:: OBJECTIVE ::
Exactly reproduce each entry, leaving out nothing.

:: Part of a data file ::
_ _ _ _ _
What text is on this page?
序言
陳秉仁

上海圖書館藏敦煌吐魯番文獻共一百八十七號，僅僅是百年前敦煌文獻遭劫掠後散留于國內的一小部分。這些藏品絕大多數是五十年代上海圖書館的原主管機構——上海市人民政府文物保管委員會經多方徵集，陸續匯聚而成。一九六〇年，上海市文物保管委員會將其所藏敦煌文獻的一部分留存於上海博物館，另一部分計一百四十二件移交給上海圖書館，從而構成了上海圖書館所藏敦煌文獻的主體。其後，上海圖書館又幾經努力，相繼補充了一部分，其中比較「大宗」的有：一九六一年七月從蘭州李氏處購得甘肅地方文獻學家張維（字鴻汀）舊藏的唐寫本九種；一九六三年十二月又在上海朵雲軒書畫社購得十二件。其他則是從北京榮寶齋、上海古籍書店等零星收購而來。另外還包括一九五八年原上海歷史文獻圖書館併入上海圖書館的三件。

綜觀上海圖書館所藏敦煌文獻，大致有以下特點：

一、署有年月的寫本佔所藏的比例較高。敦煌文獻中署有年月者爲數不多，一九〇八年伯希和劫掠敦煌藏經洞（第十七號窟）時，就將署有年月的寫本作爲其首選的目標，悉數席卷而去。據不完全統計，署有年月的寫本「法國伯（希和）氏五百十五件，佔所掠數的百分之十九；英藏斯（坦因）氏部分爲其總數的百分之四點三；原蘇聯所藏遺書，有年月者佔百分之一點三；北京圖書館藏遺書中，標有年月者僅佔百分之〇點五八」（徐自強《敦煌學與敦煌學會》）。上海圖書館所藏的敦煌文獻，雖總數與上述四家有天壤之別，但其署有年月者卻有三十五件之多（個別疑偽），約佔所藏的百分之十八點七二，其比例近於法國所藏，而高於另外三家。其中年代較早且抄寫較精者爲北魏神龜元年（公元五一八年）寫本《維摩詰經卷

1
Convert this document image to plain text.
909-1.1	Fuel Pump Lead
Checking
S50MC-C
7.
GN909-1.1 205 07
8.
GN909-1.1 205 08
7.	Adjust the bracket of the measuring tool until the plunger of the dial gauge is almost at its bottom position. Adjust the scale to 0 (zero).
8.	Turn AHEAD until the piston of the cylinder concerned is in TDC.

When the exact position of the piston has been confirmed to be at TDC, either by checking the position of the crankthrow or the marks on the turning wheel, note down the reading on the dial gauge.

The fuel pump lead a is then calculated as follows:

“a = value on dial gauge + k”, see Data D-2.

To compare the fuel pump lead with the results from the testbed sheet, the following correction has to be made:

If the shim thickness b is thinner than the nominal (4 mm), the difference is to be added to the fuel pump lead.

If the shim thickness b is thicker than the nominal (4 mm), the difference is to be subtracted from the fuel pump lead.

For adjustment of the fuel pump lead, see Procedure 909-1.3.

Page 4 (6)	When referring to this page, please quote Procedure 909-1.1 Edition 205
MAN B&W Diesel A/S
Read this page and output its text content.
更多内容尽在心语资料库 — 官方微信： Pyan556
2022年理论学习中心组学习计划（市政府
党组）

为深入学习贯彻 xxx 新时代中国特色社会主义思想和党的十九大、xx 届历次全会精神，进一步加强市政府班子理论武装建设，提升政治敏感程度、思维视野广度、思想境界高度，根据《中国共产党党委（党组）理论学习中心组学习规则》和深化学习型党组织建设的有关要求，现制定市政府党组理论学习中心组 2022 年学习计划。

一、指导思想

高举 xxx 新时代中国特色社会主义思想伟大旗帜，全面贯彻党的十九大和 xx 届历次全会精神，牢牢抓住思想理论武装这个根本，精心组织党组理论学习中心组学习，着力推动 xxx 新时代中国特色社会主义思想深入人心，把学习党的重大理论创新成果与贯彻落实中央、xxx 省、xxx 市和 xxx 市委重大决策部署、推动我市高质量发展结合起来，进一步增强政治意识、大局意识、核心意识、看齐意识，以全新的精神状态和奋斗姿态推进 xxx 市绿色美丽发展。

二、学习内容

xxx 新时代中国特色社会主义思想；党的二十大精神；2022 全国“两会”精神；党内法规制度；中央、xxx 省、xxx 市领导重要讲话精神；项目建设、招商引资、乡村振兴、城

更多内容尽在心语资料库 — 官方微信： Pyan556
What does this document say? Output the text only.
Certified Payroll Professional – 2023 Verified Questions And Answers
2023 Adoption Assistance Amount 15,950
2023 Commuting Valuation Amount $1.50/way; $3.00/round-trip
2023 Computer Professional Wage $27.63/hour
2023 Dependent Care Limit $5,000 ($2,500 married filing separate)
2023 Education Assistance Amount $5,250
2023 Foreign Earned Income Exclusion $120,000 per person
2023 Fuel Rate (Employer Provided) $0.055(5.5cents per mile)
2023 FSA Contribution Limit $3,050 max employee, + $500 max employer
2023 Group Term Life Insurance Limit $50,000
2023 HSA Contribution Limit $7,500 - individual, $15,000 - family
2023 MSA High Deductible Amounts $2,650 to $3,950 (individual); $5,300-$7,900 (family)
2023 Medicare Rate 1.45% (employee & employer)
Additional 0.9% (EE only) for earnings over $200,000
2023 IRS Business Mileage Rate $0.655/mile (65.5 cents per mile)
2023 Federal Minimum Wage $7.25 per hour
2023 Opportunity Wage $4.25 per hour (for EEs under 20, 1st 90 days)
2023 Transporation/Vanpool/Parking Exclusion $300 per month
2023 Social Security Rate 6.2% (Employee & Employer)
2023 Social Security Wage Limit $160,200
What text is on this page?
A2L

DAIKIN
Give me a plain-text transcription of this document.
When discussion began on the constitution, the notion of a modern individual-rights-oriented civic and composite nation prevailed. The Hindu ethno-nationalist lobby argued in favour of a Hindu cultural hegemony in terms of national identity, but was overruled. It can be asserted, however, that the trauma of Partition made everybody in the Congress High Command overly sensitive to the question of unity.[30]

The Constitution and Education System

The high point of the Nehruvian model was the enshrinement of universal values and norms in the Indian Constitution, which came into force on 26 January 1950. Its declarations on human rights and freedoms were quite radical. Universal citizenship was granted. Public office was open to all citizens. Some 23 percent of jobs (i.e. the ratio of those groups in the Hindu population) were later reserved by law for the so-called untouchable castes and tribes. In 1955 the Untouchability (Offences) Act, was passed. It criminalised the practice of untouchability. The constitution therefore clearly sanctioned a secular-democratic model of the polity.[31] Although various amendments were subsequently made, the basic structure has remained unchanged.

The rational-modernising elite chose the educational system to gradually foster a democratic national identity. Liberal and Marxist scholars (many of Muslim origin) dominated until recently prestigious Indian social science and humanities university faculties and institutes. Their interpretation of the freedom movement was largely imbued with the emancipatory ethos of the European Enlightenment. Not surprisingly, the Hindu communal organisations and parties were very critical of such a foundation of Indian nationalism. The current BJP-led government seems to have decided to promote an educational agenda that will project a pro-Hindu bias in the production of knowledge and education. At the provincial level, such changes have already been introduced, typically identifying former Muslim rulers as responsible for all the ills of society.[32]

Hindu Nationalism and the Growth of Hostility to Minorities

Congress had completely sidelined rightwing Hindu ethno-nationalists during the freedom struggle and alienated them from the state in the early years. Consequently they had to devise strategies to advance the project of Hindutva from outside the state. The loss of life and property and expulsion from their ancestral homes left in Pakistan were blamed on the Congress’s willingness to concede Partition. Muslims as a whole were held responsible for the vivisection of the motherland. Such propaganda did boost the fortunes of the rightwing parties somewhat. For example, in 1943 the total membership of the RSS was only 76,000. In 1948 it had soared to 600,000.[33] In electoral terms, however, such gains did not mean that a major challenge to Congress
_ _ _ _ _
:: CORRECT RESPONSE ::
What text is on this page?
序言
陳秉仁

上海圖書館藏敦煌吐魯番文獻共一百八十七號，僅僅是百年前敦煌文獻遭劫掠後散留于國內的一小部分。這些藏品絕大多數是五十年代上海圖書館的原主管機構——上海市人民政府文物保管委員會經多方徵集，陸續匯聚而成。一九六〇年，上海市文物保管委員會將其所藏敦煌文獻的一部分留存於上海博物館，另一部分計一百四十二件移交給上海圖書館，從而構成了上海圖書館所藏敦煌文獻的主體。其後，上海圖書館又幾經努力，相繼補充了一部分，其中比較「大宗」的有：一九六一年七月從蘭州李氏處購得甘肅地方文獻學家張維（字鴻汀）舊藏的唐寫本九種；一九六三年十二月又在上海朵雲軒書畫社購得十二件。其他則是從北京榮寶齋、上海古籍書店等零星收購而來。另外還包括一九五八年原上海歷史文獻圖書館併入上海圖書館的三件。

綜觀上海圖書館所藏敦煌文獻，大致有以下特點：

一、署有年月的寫本佔所藏的比例較高。敦煌文獻中署有年月者爲數不多，一九〇八年伯希和劫掠敦煌藏經洞（第十七號窟）時，就將署有年月的寫本作爲其首選的目標，悉數席卷而去。據不完全統計，署有年月的寫本「法國伯（希和）氏五百十五件，佔所掠數的百分之十九；英藏斯（坦因）氏部分爲其總數的百分之四點三；原蘇聯所藏遺書，有年月者佔百分之一點三；北京圖書館藏遺書中，標有年月者僅佔百分之〇點五八」（徐自強《敦煌學與敦煌學會》）。上海圖書館所藏的敦煌文獻，雖總數與上述四家有天壤之別，但其署有年月者卻有三十五件之多（個別疑偽），約佔所藏的百分之十八點七二，其比例近於法國所藏，而高於另外三家。其中年代較早且抄寫較精者爲北魏神龜元年（公元五一八年）寫本《維摩詰經卷

1
Convert this document image to plain text.
909-1.1	Fuel Pump Lead
Checking
S50MC-C
7.
GN909-1.1 205 07
8.
GN909-1.1 205 08
7.	Adjust the bracket of the measuring tool until the plunger of the dial gauge is almost at its bottom position. Adjust the scale to 0 (zero).
8.	Turn AHEAD until the piston of the cylinder concerned is in TDC.

When the exact position of the piston has been confirmed to be at TDC, either by checking the position of the crankthrow or the marks on the turning wheel, note down the reading on the dial gauge.

The fuel pump lead a is then calculated as follows:

“a = value on dial gauge + k”, see Data D-2.

To compare the fuel pump lead with the results from the testbed sheet, the following correction has to be made:

If the shim thickness b is thinner than the nominal (4 mm), the difference is to be added to the fuel pump lead.

If the shim thickness b is thicker than the nominal (4 mm), the difference is to be subtracted from the fuel pump lead.

For adjustment of the fuel pump lead, see Procedure 909-1.3.

Page 4 (6)	When referring to this page, please quote Procedure 909-1.1 Edition 205
MAN B&W Diesel A/S
Read this page and output its text content.
更多内容尽在心语资料库 — 官方微信： Pyan556
2022年理论学习中心组学习计划（市政府
党组）

为深入学习贯彻 xxx 新时代中国特色社会主义思想和党的十九大、xx 届历次全会精神，进一步加强市政府班子理论武装建设，提升政治敏感程度、思维视野广度、思想境界高度，根据《中国共产党党委（党组）理论学习中心组学习规则》和深化学习型党组织建设的有关要求，现制定市政府党组理论学习中心组 2022 年学习计划。

一、指导思想

高举 xxx 新时代中国特色社会主义思想伟大旗帜，全面贯彻党的十九大和 xx 届历次全会精神，牢牢抓住思想理论武装这个根本，精心组织党组理论学习中心组学习，着力推动 xxx 新时代中国特色社会主义思想深入人心，把学习党的重大理论创新成果与贯彻落实中央、xxx 省、xxx 市和 xxx 市委重大决策部署、推动我市高质量发展结合起来，进一步增强政治意识、大局意识、核心意识、看齐意识，以全新的精神状态和奋斗姿态推进 xxx 市绿色美丽发展。

二、学习内容

xxx 新时代中国特色社会主义思想；党的二十大精神；2022 全国“两会”精神；党内法规制度；中央、xxx 省、xxx 市领导重要讲话精神；项目建设、招商引资、乡村振兴、城

更多内容尽在心语资料库 — 官方微信： Pyan556
What does this document say? Output the text only.
Certified Payroll Professional – 2023 Verified Questions And Answers
2023 Adoption Assistance Amount 15,950
2023 Commuting Valuation Amount $1.50/way; $3.00/round-trip
2023 Computer Professional Wage $27.63/hour
2023 Dependent Care Limit $5,000 ($2,500 married filing separate)
2023 Education Assistance Amount $5,250
2023 Foreign Earned Income Exclusion $120,000 per person
2023 Fuel Rate (Employer Provided) $0.055(5.5cents per mile)
2023 FSA Contribution Limit $3,050 max employee, + $500 max employer
2023 Group Term Life Insurance Limit $50,000
2023 HSA Contribution Limit $7,500 - individual, $15,000 - family
2023 MSA High Deductible Amounts $2,650 to $3,950 (individual); $5,300-$7,900 (family)
2023 Medicare Rate 1.45% (employee & employer)
Additional 0.9% (EE only) for earnings over $200,000
2023 IRS Business Mileage Rate $0.655/mile (65.5 cents per mile)
2023 Federal Minimum Wage $7.25 per hour
2023 Opportunity Wage $4.25 per hour (for EEs under 20, 1st 90 days)
2023 Transporation/Vanpool/Parking Exclusion $300 per month
2023 Social Security Rate 6.2% (Employee & Employer)
2023 Social Security Wage Limit $160,200
What text is on this page?
A2L

DAIKIN
Give me a plain-text transcription of this document.
When discussion began on the constitution, the notion of a modern individual-rights-oriented civic and composite nation prevailed. The Hindu ethno-nationalist lobby argued in favour of a Hindu cultural hegemony in terms of national identity, but was overruled. It can be asserted, however, that the trauma of Partition made everybody in the Congress High Command overly sensitive to the question of unity.[30]

The Constitution and Education System

The high point of the Nehruvian model was the enshrinement of universal values and norms in the Indian Constitution, which came into force on 26 January 1950. Its declarations on human rights and freedoms were quite radical. Universal citizenship was granted. Public office was open to all citizens. Some 23 percent of jobs (i.e. the ratio of those groups in the Hindu population) were later reserved by law for the so-called untouchable castes and tribes. In 1955 the Untouchability (Offences) Act, was passed. It criminalised the practice of untouchability. The constitution therefore clearly sanctioned a secular-democratic model of the polity.[31] Although various amendments were subsequently made, the basic structure has remained unchanged.

The rational-modernising elite chose the educational system to gradually foster a democratic national identity. Liberal and Marxist scholars (many of Muslim origin) dominated until recently prestigious Indian social science and humanities university faculties and institutes. Their interpretation of the freedom movement was largely imbued with the emancipatory ethos of the European Enlightenment. Not surprisingly, the Hindu communal organisations and parties were very critical of such a foundation of Indian nationalism. The current BJP-led government seems to have decided to promote an educational agenda that will project a pro-Hindu bias in the production of knowledge and education. At the provincial level, such changes have already been introduced, typically identifying former Muslim rulers as responsible for all the ills of society.[32]

Hindu Nationalism and the Growth of Hostility to Minorities

Congress had completely sidelined rightwing Hindu ethno-nationalists during the freedom struggle and alienated them from the state in the early years. Consequently they had to devise strategies to advance the project of Hindutva from outside the state. The loss of life and property and expulsion from their ancestral homes left in Pakistan were blamed on the Congress’s willingness to concede Partition. Muslims as a whole were held responsible for the vivisection of the motherland. Such propaganda did boost the fortunes of the rightwing parties somewhat. For example, in 1943 the total membership of the RSS was only 76,000. In 1948 it had soared to 600,000.[33] In electoral terms, however, such gains did not mean that a major challenge to Congress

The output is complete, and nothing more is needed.